Your objective. Please copy out the records word for word, starting at the line that contains "Give me the" and ending at the line that contains "data-point — [114, 392, 118, 396]", with both of those lines included. Leave the pictures out.

Records.
◇ ◇ ◇
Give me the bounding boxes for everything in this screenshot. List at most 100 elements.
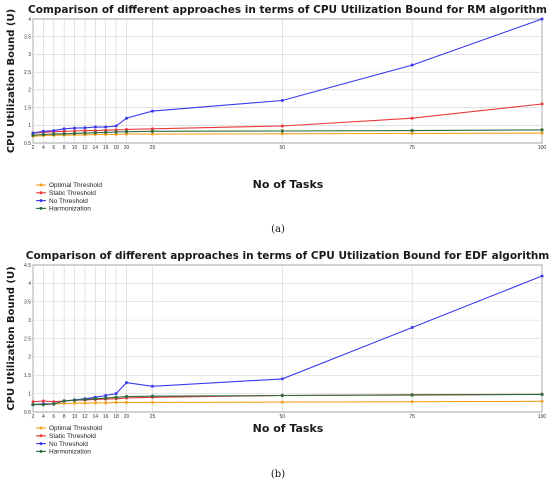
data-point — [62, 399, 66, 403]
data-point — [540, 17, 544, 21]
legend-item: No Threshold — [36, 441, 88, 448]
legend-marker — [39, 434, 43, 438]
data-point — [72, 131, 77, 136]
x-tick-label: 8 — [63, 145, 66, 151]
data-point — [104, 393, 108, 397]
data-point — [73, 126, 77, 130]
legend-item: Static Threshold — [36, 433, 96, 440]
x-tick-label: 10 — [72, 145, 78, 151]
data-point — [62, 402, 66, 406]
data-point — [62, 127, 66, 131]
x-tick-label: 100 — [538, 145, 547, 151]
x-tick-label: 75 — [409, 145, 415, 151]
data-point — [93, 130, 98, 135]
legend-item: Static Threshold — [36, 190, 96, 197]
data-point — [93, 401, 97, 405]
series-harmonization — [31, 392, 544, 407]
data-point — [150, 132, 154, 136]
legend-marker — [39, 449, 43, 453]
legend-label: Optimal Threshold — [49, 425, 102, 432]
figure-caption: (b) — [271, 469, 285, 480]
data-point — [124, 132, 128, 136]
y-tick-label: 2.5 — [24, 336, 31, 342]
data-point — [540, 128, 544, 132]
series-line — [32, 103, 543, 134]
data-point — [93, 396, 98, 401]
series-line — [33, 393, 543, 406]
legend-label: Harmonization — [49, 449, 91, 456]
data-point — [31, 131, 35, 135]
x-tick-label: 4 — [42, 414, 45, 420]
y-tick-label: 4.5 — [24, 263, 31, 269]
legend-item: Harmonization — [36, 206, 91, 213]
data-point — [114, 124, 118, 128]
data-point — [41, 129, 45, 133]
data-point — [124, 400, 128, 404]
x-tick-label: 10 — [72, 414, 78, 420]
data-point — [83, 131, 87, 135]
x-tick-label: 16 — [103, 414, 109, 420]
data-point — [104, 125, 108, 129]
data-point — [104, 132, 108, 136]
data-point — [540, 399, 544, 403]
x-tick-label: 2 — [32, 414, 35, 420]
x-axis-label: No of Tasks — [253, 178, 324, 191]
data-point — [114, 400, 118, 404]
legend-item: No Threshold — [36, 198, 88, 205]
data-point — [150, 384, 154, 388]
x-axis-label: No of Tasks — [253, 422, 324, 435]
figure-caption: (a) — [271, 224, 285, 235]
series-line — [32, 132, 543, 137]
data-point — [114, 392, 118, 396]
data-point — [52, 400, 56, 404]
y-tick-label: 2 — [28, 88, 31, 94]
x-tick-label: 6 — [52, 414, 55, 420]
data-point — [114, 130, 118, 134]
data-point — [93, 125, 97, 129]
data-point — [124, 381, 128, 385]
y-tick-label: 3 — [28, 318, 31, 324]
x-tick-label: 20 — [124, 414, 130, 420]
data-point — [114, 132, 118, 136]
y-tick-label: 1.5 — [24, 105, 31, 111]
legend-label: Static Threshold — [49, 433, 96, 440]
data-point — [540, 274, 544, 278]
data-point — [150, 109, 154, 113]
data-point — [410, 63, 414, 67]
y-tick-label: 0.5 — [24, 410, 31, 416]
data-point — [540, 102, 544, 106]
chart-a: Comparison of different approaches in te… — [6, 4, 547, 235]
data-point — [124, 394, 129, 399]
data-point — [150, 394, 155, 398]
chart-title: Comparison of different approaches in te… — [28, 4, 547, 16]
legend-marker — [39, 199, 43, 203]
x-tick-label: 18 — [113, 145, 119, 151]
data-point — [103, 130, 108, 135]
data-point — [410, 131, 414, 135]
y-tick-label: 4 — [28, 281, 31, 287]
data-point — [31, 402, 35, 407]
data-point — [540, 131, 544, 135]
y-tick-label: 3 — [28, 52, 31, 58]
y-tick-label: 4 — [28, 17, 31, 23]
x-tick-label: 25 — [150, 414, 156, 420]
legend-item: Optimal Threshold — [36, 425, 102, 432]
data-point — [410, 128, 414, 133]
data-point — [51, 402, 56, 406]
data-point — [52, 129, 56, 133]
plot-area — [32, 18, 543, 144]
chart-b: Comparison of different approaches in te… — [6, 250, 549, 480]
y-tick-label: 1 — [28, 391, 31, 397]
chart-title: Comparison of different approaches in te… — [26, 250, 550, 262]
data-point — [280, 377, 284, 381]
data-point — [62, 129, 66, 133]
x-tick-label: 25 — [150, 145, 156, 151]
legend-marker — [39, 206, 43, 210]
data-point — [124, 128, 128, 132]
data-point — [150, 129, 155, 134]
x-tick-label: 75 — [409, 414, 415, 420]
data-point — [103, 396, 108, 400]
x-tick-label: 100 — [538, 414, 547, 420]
◇ ◇ ◇
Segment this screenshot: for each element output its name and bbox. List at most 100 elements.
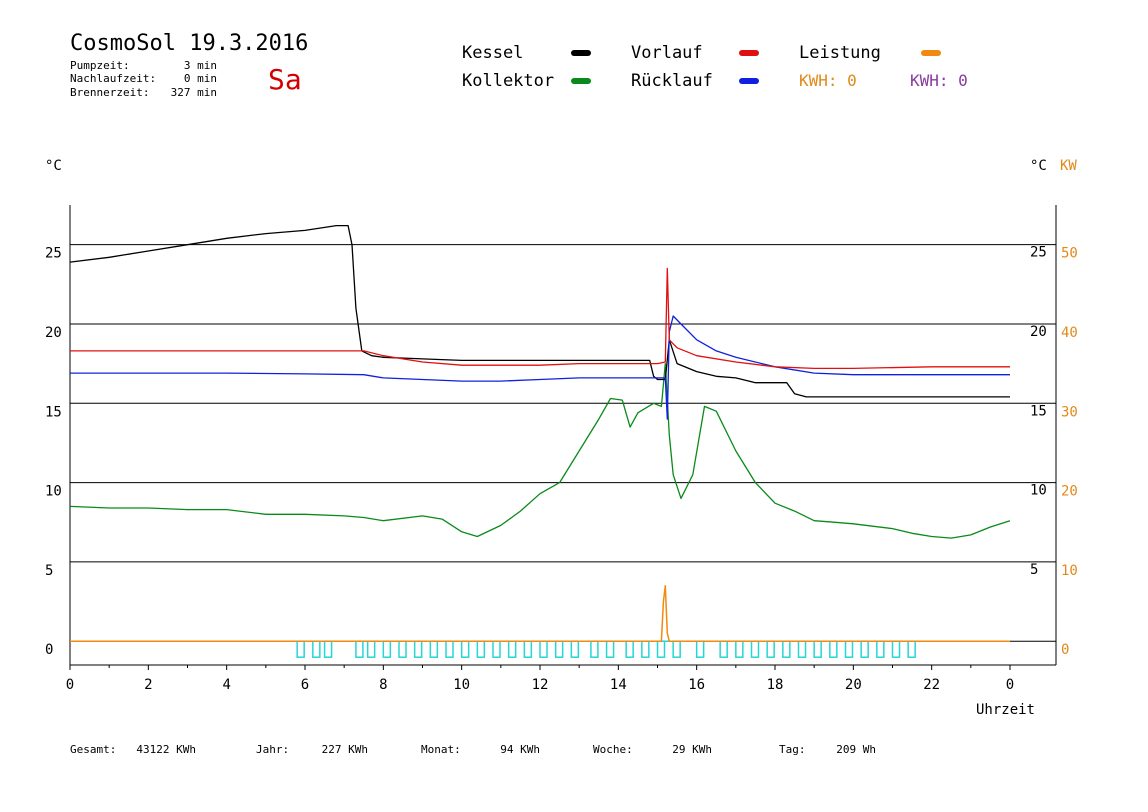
◇ ◇ ◇
Solved exercise.
Give me the bounding boxes for everything in this screenshot. List at most 100 elements.
data-point — [62, 399, 66, 403]
data-point — [540, 17, 544, 21]
legend-item: No Threshold — [36, 441, 88, 448]
legend-marker — [39, 434, 43, 438]
data-point — [72, 131, 77, 136]
x-tick-label: 8 — [63, 145, 66, 151]
data-point — [104, 393, 108, 397]
data-point — [73, 126, 77, 130]
legend-item: Static Threshold — [36, 433, 96, 440]
x-tick-label: 10 — [72, 145, 78, 151]
data-point — [62, 402, 66, 406]
data-point — [62, 127, 66, 131]
x-tick-label: 100 — [538, 145, 547, 151]
x-tick-label: 75 — [409, 145, 415, 151]
data-point — [93, 130, 98, 135]
legend-item: Static Threshold — [36, 190, 96, 197]
data-point — [93, 401, 97, 405]
series-harmonization — [31, 392, 544, 407]
data-point — [150, 132, 154, 136]
legend-marker — [39, 449, 43, 453]
legend-label: Optimal Threshold — [49, 425, 102, 432]
figure-caption: (b) — [271, 469, 285, 480]
data-point — [124, 132, 128, 136]
y-tick-label: 2.5 — [24, 336, 31, 342]
data-point — [540, 128, 544, 132]
series-line — [32, 103, 543, 134]
data-point — [93, 396, 98, 401]
series-line — [33, 393, 543, 406]
legend-label: Harmonization — [49, 449, 91, 456]
data-point — [31, 131, 35, 135]
x-tick-label: 4 — [42, 414, 45, 420]
y-tick-label: 4.5 — [24, 263, 31, 269]
legend-item: Harmonization — [36, 206, 91, 213]
data-point — [114, 124, 118, 128]
data-point — [41, 129, 45, 133]
data-point — [124, 400, 128, 404]
x-tick-label: 10 — [72, 414, 78, 420]
data-point — [83, 131, 87, 135]
x-tick-label: 16 — [103, 414, 109, 420]
data-point — [104, 125, 108, 129]
data-point — [104, 132, 108, 136]
data-point — [540, 399, 544, 403]
x-tick-label: 2 — [32, 414, 35, 420]
x-axis-label: No of Tasks — [253, 178, 324, 191]
data-point — [114, 400, 118, 404]
legend-item: No Threshold — [36, 198, 88, 205]
data-point — [150, 384, 154, 388]
x-axis-label: No of Tasks — [253, 422, 324, 435]
figure-caption: (a) — [271, 224, 285, 235]
series-line — [32, 132, 543, 137]
data-point — [114, 392, 118, 396]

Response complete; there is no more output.